◆ **Aim of the task**: Filter the entries that follow, copying every line in which the word "农业气象" appears.

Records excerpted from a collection
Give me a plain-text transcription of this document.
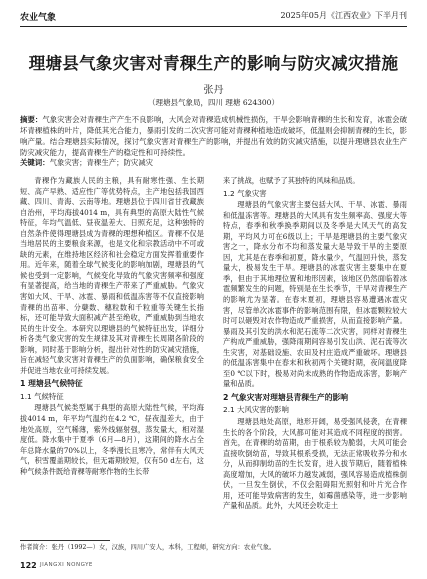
农业气象	2025年05月《江西农业》下半月刊
理塘县气象灾害对青稞生产的影响与防灾减灾措施
张丹
（理塘县气象局，四川 理塘 624300）
摘要：气象灾害会对青稞生产产生不良影响，大风会对青稞造成机械性损伤，干旱会影响青稞的生长和发育，冰雹会破坏青稞植株的叶片，降低其光合能力，暴雨引发的二次灾害可能对青稞种植地造成破坏，低温则会抑制青稞的生长，影响产量。结合理塘县实际情况，探讨气象灾害对青稞生产的影响，并提出有效的防灾减灾措施，以提升理塘县农业生产防灾减灾能力，提高青稞生产的稳定性和可持续性。
关键词：气象灾害；青稞生产；防灾减灾

青稞作为藏族人民的主粮，具有耐寒性强、生长期短、高产早熟、适应性广等优势特点，主产地包括我国西藏、四川、青海、云南等地。理塘县位于四川省甘孜藏族自治州，平均海拔4014 m，具有典型的高原大陆性气候特征，年均气温低、昼夜温差大、日照充足，这种独特的自然条件使得理塘县成为青稞的理想种植区。青稞不仅是当地居民的主要粮食来源，也是文化和宗教活动中不可或缺的元素，在维持地区经济和社会稳定方面发挥着重要作用。近年来，随着全球气候变化的影响加剧，理塘县的气候也受到一定影响，气候变化导致的气象灾害频率和强度有显著提高，给当地的青稞生产带来了严重威胁。气象灾害如大风、干旱、冰雹、暴雨和低温冻害等不仅直接影响青稞的出苗率、分蘖数、穗粒数和千粒重等关键生长指标，还可能导致大面积减产甚至绝收，严重威胁到当地农民的生计安全。本研究以理塘县的气候特征出发，详细分析各类气象灾害的发生规律及其对青稞生长周期各阶段的影响，同时基于影响分析，提出针对性的防灾减灾措施，旨在减轻气象灾害对青稞生产的负面影响，确保粮食安全并促进当地农业可持续发展。

1 理塘县气候特征
1.1 气候特征

理塘县气候类型属于典型的高原大陆性气候，平均海拔4014 m，年平均气温约在4.2 ℃，昼夜温差大，由于地处高原，空气稀薄，紫外线辐射强，蒸发量大，相对湿度低。降水集中于夏季（6月—8月），这期间的降水占全年总降水量的70%以上，冬季漫长且寒冷，常伴有大风天气，积雪覆盖期较长，但无霜期较短，仅有50 d左右，这种气候条件既给青稞等耐寒作物的生长带

来了挑战，也赋予了其独特的风味和品质。

1.2 气象灾害

理塘县的气象灾害主要包括大风、干旱、冰雹、暴雨和低温冻害等。理塘县的大风具有发生频率高、强度大等特点，春季和秋季换季期间以及冬季是大风天气的高发期，平均风力可在6级以上；干旱是理塘县的主要气象灾害之一，降水分布不均和蒸发量大是导致干旱的主要原因，尤其是在春季和初夏，降水量少，气温回升快，蒸发量大，极易发生干旱。理塘县的冰雹灾害主要集中在夏季，但由于其地理位置和地形因素，该地区仍然面临着冰雹频繁发生的问题，特别是在生长季节，干旱对青稞生产的影响尤为显著。在春末夏初，理塘县容易遭遇冰雹灾害，尽管单次冰雹事件的影响范围有限，但冰雹颗粒较大时可以砸毁对农作物造成严重损害，从而直接影响产量。暴雨及其引发的洪水和泥石流等二次灾害，同样对青稞生产构成严重威胁，强降雨期间容易引发山洪、泥石流等次生灾害，对基础设施、农田及村庄造成严重破坏。理塘县的低温冻害集中在春末和秋初两个关键时期，夜间温度降至0 ℃以下时，极易对尚未成熟的作物造成冻害，影响产量和品质。

2 气象灾害对理塘县青稞生产的影响
2.1 大风灾害的影响

理塘县地处高原，地形开阔，易受强风侵袭，在青稞生长的各个阶段，大风都可能对其造成不同程度的损害。首先，在青稞的幼苗期，由于根系较为脆弱，大风可能会直接吹倒幼苗，导致其根系受损，无法正常吸收养分和水分，从而抑制幼苗的生长发育，进入拔节期后，随着植株高度增加，大风的破坏力越发减弱，强风容易造成植株倒伏，一旦发生倒伏，不仅会阻碍阳光照射和叶片光合作用，还可能导致病害的发生，如霉菌感染等，进一步影响产量和品质。此外，大风还会吹走土

作者简介：张丹（1992—）女，汉族，四川广安人，本科，工程师，研究方向：农业气象。
122 JIANGXI NONGYE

◆ **Solution to the problem**:
农业气象	2025年05月《江西农业》下半月刊
作者简介：张丹（1992—）女，汉族，四川广安人，本科，工程师，研究方向：农业气象。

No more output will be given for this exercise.